▸ **Written problem**:
Below are some records; give them all again exactly, but not the pictures.
+++++
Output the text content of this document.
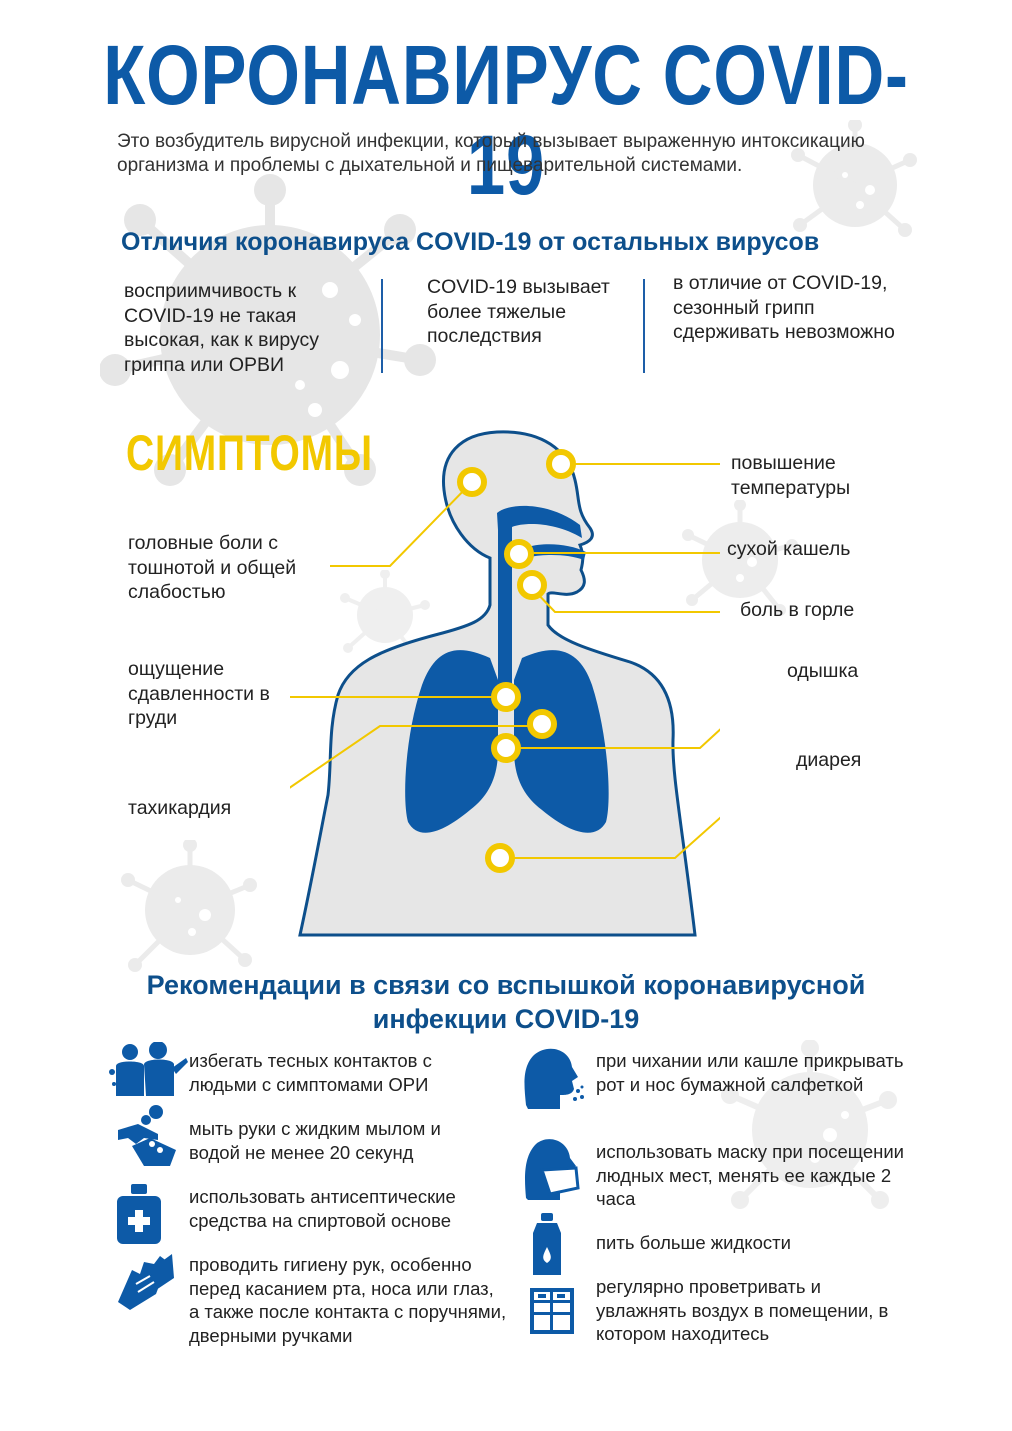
КОРОНАВИРУС COVID-19

Это возбудитель вирусной инфекции, который вызывает выраженную интоксикацию организма и проблемы с дыхательной и пищеварительной системами.

Отличия коронавируса COVID-19 от остальных вирусов

восприимчивость к COVID-19 не такая высокая, как к вирусу гриппа или ОРВИ

COVID-19 вызывает более тяжелые последствия

в отличие от COVID-19, сезонный грипп сдерживать невозможно

СИМПТОМЫ

головные боли с тошнотой и общей слабостью

ощущение сдавленности в груди

тахикардия

повышение температуры

сухой кашель

боль в горле

одышка

диарея

Рекомендации в связи со вспышкой коронавирусной
инфекции COVID-19

избегать тесных контактов с людьми с симптомами ОРИ

мыть руки с жидким мылом и водой не менее 20 секунд

использовать антисептические средства на спиртовой основе

проводить гигиену рук, особенно перед касанием рта, носа или глаз, а также после контакта с поручнями, дверными ручками

при чихании или кашле прикрывать рот и нос бумажной салфеткой

использовать маску при посещении людных мест, менять ее каждые 2 часа

пить больше жидкости

регулярно проветривать и увлажнять воздух в помещении, в котором находитесь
+++++
▸ **Completed task**:
Output the text content of this document.
КОРОНАВИРУС COVID-19

Это возбудитель вирусной инфекции, который вызывает выраженную интоксикацию организма и проблемы с дыхательной и пищеварительной системами.

Отличия коронавируса COVID-19 от остальных вирусов

восприимчивость к COVID-19 не такая высокая, как к вирусу гриппа или ОРВИ

COVID-19 вызывает более тяжелые последствия

в отличие от COVID-19, сезонный грипп сдерживать невозможно

СИМПТОМЫ

головные боли с тошнотой и общей слабостью

ощущение сдавленности в груди

тахикардия

повышение температуры

сухой кашель

боль в горле

одышка

диарея

Рекомендации в связи со вспышкой коронавирусной
инфекции COVID-19

избегать тесных контактов с людьми с симптомами ОРИ

мыть руки с жидким мылом и водой не менее 20 секунд

использовать антисептические средства на спиртовой основе

проводить гигиену рук, особенно перед касанием рта, носа или глаз, а также после контакта с поручнями, дверными ручками

при чихании или кашле прикрывать рот и нос бумажной салфеткой

использовать маску при посещении людных мест, менять ее каждые 2 часа

пить больше жидкости

регулярно проветривать и увлажнять воздух в помещении, в котором находитесь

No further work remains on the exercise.